Data records:
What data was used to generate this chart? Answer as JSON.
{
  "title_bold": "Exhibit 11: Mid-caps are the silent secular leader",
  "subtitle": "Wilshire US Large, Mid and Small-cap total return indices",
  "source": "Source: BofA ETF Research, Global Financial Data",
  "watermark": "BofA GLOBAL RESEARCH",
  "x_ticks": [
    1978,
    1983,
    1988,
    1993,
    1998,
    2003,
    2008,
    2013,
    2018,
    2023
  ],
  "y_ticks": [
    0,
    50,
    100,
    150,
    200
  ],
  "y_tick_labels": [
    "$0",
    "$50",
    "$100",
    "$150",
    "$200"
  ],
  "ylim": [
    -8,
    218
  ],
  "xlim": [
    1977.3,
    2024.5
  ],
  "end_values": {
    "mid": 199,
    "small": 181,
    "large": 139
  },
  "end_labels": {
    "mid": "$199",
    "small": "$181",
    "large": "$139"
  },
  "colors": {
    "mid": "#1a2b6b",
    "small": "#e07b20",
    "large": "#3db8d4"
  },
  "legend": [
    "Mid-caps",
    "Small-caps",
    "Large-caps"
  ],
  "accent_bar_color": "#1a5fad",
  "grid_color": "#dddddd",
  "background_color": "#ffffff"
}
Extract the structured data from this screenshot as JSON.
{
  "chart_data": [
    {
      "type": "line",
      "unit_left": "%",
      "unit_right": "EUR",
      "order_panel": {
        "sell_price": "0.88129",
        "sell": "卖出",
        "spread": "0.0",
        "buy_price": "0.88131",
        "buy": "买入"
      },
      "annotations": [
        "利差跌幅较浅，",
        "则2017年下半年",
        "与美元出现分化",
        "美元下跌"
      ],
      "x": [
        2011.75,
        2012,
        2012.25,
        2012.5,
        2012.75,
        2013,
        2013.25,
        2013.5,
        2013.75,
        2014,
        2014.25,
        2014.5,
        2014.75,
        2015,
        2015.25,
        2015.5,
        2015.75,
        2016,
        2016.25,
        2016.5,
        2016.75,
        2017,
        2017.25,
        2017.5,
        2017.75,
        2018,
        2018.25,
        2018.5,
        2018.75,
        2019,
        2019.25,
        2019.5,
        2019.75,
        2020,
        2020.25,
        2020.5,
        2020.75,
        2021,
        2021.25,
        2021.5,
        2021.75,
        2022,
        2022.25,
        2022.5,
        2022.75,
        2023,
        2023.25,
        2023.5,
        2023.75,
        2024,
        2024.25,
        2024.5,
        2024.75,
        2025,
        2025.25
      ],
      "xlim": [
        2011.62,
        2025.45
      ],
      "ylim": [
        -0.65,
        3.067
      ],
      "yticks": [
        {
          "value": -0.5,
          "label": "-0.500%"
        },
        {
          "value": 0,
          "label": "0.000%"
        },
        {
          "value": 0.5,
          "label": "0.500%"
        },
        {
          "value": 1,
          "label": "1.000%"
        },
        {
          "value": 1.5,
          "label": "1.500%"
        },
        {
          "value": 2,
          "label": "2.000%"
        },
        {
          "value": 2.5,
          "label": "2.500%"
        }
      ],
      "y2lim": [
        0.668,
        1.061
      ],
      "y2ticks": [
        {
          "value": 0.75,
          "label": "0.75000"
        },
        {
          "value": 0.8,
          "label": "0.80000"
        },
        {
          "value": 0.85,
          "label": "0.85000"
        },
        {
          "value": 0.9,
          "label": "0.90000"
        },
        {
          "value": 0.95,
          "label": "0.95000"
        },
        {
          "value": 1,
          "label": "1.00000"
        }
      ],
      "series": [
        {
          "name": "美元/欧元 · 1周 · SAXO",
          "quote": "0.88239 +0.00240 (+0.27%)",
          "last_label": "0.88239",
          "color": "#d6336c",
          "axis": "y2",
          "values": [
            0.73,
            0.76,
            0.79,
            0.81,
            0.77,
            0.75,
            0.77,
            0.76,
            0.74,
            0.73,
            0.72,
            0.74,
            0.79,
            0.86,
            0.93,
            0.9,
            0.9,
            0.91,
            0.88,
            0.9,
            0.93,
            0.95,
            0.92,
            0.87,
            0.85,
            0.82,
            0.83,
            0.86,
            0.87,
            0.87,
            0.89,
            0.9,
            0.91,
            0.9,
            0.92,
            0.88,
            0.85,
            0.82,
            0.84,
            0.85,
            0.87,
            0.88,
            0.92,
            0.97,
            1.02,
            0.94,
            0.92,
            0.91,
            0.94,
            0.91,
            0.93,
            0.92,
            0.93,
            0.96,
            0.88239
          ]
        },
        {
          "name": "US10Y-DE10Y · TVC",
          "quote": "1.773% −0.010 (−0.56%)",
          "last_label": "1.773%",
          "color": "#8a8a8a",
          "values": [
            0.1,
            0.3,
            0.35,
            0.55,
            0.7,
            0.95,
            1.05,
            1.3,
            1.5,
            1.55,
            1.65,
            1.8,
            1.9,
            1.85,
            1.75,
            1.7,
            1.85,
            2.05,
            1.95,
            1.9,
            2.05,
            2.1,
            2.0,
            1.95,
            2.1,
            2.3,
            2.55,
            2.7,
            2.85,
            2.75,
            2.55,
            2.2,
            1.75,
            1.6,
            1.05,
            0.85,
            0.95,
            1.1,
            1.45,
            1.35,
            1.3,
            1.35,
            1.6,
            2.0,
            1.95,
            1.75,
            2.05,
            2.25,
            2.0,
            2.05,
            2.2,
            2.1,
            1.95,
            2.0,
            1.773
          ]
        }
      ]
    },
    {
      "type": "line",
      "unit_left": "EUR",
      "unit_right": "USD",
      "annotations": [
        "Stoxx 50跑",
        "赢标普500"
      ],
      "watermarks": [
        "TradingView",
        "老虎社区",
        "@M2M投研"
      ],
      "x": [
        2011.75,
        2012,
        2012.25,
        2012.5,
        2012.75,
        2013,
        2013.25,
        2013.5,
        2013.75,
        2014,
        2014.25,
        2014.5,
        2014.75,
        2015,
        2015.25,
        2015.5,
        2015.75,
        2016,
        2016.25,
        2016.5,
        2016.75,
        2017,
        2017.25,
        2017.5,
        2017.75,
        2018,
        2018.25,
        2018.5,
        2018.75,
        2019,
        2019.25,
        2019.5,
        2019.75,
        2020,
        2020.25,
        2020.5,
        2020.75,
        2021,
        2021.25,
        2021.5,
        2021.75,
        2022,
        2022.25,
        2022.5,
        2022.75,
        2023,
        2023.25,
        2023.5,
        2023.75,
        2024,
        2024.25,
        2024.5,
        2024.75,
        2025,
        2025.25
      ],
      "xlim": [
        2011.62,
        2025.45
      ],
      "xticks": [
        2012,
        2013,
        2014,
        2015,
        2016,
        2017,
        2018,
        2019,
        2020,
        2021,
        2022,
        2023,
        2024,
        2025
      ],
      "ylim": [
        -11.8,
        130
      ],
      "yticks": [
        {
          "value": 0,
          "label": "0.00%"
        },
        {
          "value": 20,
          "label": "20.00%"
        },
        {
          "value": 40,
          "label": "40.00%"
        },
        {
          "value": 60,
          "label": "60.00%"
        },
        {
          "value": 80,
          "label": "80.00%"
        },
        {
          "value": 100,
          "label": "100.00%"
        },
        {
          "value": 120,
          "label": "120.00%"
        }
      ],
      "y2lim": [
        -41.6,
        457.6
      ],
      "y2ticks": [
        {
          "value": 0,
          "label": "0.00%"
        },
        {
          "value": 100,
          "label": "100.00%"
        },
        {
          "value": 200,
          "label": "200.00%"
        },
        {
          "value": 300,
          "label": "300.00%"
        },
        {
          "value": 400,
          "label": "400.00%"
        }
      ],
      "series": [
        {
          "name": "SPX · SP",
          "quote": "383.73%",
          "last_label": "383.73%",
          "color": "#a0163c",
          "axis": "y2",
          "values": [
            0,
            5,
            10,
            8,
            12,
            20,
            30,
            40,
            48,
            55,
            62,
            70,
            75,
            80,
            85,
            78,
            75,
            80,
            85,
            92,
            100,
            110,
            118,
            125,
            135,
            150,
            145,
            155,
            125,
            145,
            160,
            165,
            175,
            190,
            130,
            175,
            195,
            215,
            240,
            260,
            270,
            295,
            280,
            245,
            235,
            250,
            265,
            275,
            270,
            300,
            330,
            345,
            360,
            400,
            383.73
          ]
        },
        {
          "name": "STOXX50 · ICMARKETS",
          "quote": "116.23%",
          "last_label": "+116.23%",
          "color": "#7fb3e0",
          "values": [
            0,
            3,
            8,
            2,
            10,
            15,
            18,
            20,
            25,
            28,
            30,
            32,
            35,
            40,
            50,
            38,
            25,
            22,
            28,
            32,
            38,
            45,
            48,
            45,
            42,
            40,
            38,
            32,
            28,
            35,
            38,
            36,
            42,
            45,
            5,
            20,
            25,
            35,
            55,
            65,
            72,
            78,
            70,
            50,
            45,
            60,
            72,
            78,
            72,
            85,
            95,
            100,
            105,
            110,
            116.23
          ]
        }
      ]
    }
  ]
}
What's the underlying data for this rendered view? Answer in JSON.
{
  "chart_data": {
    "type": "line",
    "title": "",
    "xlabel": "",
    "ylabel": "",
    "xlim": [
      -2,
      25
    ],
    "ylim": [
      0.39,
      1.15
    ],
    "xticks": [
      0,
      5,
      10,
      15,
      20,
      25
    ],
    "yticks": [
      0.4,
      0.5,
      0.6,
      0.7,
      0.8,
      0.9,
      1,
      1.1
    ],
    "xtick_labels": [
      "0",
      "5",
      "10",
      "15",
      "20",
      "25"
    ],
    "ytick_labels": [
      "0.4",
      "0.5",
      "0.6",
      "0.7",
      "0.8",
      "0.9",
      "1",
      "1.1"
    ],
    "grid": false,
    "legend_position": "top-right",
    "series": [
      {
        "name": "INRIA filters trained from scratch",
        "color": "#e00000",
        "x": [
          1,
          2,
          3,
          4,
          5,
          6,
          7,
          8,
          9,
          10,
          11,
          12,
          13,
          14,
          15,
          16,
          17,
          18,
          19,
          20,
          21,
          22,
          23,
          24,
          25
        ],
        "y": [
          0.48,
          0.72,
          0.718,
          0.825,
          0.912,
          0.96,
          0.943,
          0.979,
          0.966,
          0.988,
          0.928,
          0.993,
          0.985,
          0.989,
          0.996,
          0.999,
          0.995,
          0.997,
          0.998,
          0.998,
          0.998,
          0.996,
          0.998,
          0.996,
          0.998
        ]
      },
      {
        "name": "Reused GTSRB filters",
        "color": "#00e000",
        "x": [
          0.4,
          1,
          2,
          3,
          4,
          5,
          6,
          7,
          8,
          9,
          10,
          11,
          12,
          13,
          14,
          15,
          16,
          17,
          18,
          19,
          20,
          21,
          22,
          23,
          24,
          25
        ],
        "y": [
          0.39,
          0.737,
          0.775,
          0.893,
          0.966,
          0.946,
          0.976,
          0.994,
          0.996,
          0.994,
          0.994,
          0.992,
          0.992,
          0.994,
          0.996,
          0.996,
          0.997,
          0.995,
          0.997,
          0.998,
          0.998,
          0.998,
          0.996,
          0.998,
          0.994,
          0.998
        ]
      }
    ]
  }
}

Problem details:
Pick out the lines above that hold the string "caps" and show them.

Answer to this task:
  "title_bold": "Exhibit 11: Mid-caps are the silent secular leader",
    "Mid-caps",
    "Small-caps",
    "Large-caps"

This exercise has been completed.